(Stated problem) Write out all the entries word for word, but skip any images.

(Collection entries)
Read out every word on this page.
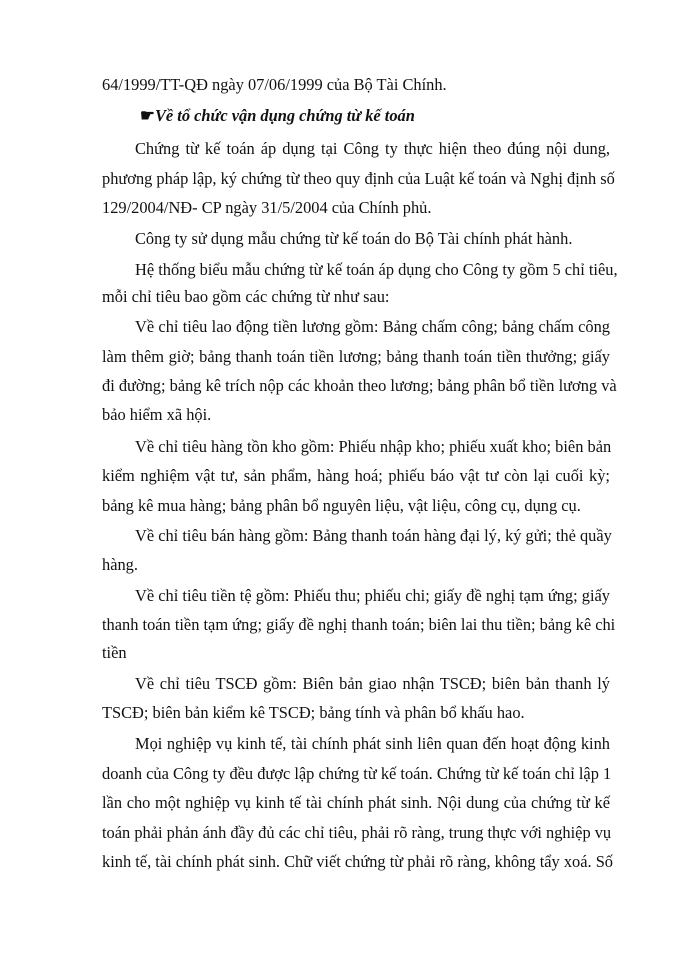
64/1999/TT-QĐ ngày 07/06/1999 của Bộ Tài Chính.
☛Về tổ chức vận dụng chứng từ kế toán
Chứng từ kế toán áp dụng tại Công ty thực hiện theo đúng nội dung,
phương pháp lập, ký chứng từ theo quy định của Luật kế toán và Nghị định số
129/2004/NĐ- CP ngày 31/5/2004 của Chính phủ.
Công ty sử dụng mẫu chứng từ kế toán do Bộ Tài chính phát hành.
Hệ thống biểu mẫu chứng từ kế toán áp dụng cho Công ty gồm 5 chỉ tiêu,
mỗi chỉ tiêu bao gồm các chứng từ như sau:
Về chỉ tiêu lao động tiền lương gồm: Bảng chấm công; bảng chấm công
làm thêm giờ; bảng thanh toán tiền lương; bảng thanh toán tiền thưởng; giấy
đi đường; bảng kê trích nộp các khoản theo lương; bảng phân bổ tiền lương và
bảo hiểm xã hội.
Về chỉ tiêu hàng tồn kho gồm: Phiếu nhập kho; phiếu xuất kho; biên bản
kiểm nghiệm vật tư, sản phẩm, hàng hoá; phiếu báo vật tư còn lại cuối kỳ;
bảng kê mua hàng; bảng phân bổ nguyên liệu, vật liệu, công cụ, dụng cụ.
Về chỉ tiêu bán hàng gồm: Bảng thanh toán hàng đại lý, ký gửi; thẻ quầy
hàng.
Về chỉ tiêu tiền tệ gồm: Phiếu thu; phiếu chi; giấy đề nghị tạm ứng; giấy
thanh toán tiền tạm ứng; giấy đề nghị thanh toán; biên lai thu tiền; bảng kê chi
tiền
Về chỉ tiêu TSCĐ gồm: Biên bản giao nhận TSCĐ; biên bản thanh lý
TSCĐ; biên bản kiểm kê TSCĐ; bảng tính và phân bổ khấu hao.
Mọi nghiệp vụ kinh tế, tài chính phát sinh liên quan đến hoạt động kinh
doanh của Công ty đều được lập chứng từ kế toán. Chứng từ kế toán chỉ lập 1
lần cho một nghiệp vụ kinh tế tài chính phát sinh. Nội dung của chứng từ kế
toán phải phản ánh đầy đủ các chỉ tiêu, phải rõ ràng, trung thực với nghiệp vụ
kinh tế, tài chính phát sinh. Chữ viết chứng từ phải rõ ràng, không tẩy xoá. Số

(Answer to this exercise)
Read out every word on this page.
64/1999/TT-QĐ ngày 07/06/1999 của Bộ Tài Chính.
☛Về tổ chức vận dụng chứng từ kế toán
Chứng từ kế toán áp dụng tại Công ty thực hiện theo đúng nội dung,
phương pháp lập, ký chứng từ theo quy định của Luật kế toán và Nghị định số
129/2004/NĐ- CP ngày 31/5/2004 của Chính phủ.
Công ty sử dụng mẫu chứng từ kế toán do Bộ Tài chính phát hành.
Hệ thống biểu mẫu chứng từ kế toán áp dụng cho Công ty gồm 5 chỉ tiêu,
mỗi chỉ tiêu bao gồm các chứng từ như sau:
Về chỉ tiêu lao động tiền lương gồm: Bảng chấm công; bảng chấm công
làm thêm giờ; bảng thanh toán tiền lương; bảng thanh toán tiền thưởng; giấy
đi đường; bảng kê trích nộp các khoản theo lương; bảng phân bổ tiền lương và
bảo hiểm xã hội.
Về chỉ tiêu hàng tồn kho gồm: Phiếu nhập kho; phiếu xuất kho; biên bản
kiểm nghiệm vật tư, sản phẩm, hàng hoá; phiếu báo vật tư còn lại cuối kỳ;
bảng kê mua hàng; bảng phân bổ nguyên liệu, vật liệu, công cụ, dụng cụ.
Về chỉ tiêu bán hàng gồm: Bảng thanh toán hàng đại lý, ký gửi; thẻ quầy
hàng.
Về chỉ tiêu tiền tệ gồm: Phiếu thu; phiếu chi; giấy đề nghị tạm ứng; giấy
thanh toán tiền tạm ứng; giấy đề nghị thanh toán; biên lai thu tiền; bảng kê chi
tiền
Về chỉ tiêu TSCĐ gồm: Biên bản giao nhận TSCĐ; biên bản thanh lý
TSCĐ; biên bản kiểm kê TSCĐ; bảng tính và phân bổ khấu hao.
Mọi nghiệp vụ kinh tế, tài chính phát sinh liên quan đến hoạt động kinh
doanh của Công ty đều được lập chứng từ kế toán. Chứng từ kế toán chỉ lập 1
lần cho một nghiệp vụ kinh tế tài chính phát sinh. Nội dung của chứng từ kế
toán phải phản ánh đầy đủ các chỉ tiêu, phải rõ ràng, trung thực với nghiệp vụ
kinh tế, tài chính phát sinh. Chữ viết chứng từ phải rõ ràng, không tẩy xoá. Số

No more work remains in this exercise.